Dataset items:
──────────────────────────────

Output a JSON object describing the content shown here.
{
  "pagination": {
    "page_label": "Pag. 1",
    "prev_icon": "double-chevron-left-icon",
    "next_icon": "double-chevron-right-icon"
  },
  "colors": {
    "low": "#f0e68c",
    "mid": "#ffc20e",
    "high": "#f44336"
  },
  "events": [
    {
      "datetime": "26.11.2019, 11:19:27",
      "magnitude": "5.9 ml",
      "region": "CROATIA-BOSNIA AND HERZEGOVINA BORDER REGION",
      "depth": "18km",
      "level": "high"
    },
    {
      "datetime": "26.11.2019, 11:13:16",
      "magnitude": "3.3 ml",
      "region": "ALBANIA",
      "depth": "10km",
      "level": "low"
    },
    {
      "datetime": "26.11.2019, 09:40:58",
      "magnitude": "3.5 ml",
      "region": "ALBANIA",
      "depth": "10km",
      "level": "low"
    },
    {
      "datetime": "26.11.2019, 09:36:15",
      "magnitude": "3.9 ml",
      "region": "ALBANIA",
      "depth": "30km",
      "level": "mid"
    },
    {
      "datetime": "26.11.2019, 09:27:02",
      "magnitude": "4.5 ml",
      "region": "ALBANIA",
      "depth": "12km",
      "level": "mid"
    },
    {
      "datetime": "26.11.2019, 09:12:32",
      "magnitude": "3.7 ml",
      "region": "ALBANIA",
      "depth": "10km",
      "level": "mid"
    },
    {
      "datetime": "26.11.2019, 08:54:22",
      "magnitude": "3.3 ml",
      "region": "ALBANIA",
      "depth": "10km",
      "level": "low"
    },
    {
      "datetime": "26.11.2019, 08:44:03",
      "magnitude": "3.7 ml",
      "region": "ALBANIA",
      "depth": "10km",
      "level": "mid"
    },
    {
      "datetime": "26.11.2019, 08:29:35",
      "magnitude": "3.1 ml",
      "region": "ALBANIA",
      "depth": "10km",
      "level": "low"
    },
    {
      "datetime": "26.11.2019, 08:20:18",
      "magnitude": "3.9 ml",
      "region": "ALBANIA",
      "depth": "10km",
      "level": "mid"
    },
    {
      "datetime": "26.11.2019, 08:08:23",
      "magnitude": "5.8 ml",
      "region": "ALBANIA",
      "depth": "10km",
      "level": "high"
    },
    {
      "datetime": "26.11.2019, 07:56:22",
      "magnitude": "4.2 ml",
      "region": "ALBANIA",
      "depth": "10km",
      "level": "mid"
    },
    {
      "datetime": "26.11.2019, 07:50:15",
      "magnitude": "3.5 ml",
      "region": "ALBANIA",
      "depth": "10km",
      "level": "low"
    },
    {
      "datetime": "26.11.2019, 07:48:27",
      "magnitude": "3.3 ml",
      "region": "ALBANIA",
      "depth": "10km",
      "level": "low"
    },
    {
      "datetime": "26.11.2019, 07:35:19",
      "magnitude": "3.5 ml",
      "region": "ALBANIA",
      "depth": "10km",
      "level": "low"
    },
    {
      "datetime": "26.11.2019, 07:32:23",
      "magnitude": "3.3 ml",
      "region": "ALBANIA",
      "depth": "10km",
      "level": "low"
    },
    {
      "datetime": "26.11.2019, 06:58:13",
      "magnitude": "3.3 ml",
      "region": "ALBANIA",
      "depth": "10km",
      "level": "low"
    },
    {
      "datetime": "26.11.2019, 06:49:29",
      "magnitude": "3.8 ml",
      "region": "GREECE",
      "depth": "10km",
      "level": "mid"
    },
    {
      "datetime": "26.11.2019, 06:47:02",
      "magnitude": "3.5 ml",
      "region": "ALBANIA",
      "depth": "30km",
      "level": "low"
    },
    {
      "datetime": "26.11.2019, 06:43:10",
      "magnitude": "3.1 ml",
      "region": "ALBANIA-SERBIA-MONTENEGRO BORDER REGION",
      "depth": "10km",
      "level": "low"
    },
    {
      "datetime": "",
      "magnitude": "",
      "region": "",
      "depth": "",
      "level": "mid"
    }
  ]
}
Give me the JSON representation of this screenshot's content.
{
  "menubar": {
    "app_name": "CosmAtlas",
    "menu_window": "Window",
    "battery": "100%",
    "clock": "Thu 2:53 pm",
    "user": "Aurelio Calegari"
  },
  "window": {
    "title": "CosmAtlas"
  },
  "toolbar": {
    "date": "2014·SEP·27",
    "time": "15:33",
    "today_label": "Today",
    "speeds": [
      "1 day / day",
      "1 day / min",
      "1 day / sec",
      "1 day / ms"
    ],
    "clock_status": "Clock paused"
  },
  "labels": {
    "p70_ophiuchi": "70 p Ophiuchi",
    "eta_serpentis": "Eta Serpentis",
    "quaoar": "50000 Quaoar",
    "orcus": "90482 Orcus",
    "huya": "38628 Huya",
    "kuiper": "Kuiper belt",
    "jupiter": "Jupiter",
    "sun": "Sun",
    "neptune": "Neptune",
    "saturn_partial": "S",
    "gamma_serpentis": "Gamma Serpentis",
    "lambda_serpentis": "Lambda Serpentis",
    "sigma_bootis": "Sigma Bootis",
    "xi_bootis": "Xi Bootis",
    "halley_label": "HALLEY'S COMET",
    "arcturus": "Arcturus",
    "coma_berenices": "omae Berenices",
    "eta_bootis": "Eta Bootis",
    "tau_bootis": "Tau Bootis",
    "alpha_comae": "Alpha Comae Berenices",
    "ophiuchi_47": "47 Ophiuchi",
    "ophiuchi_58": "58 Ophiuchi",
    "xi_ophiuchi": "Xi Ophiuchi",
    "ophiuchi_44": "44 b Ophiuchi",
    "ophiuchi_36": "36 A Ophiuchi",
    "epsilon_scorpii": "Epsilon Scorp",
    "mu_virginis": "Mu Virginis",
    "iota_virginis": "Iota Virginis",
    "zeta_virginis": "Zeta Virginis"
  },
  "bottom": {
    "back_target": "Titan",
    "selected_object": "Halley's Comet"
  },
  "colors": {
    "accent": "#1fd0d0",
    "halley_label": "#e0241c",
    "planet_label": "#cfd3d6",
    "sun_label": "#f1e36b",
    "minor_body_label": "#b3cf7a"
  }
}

──────────────────────────────

The answer is a single number, the count of lines in the records that contain the string "chevron".

2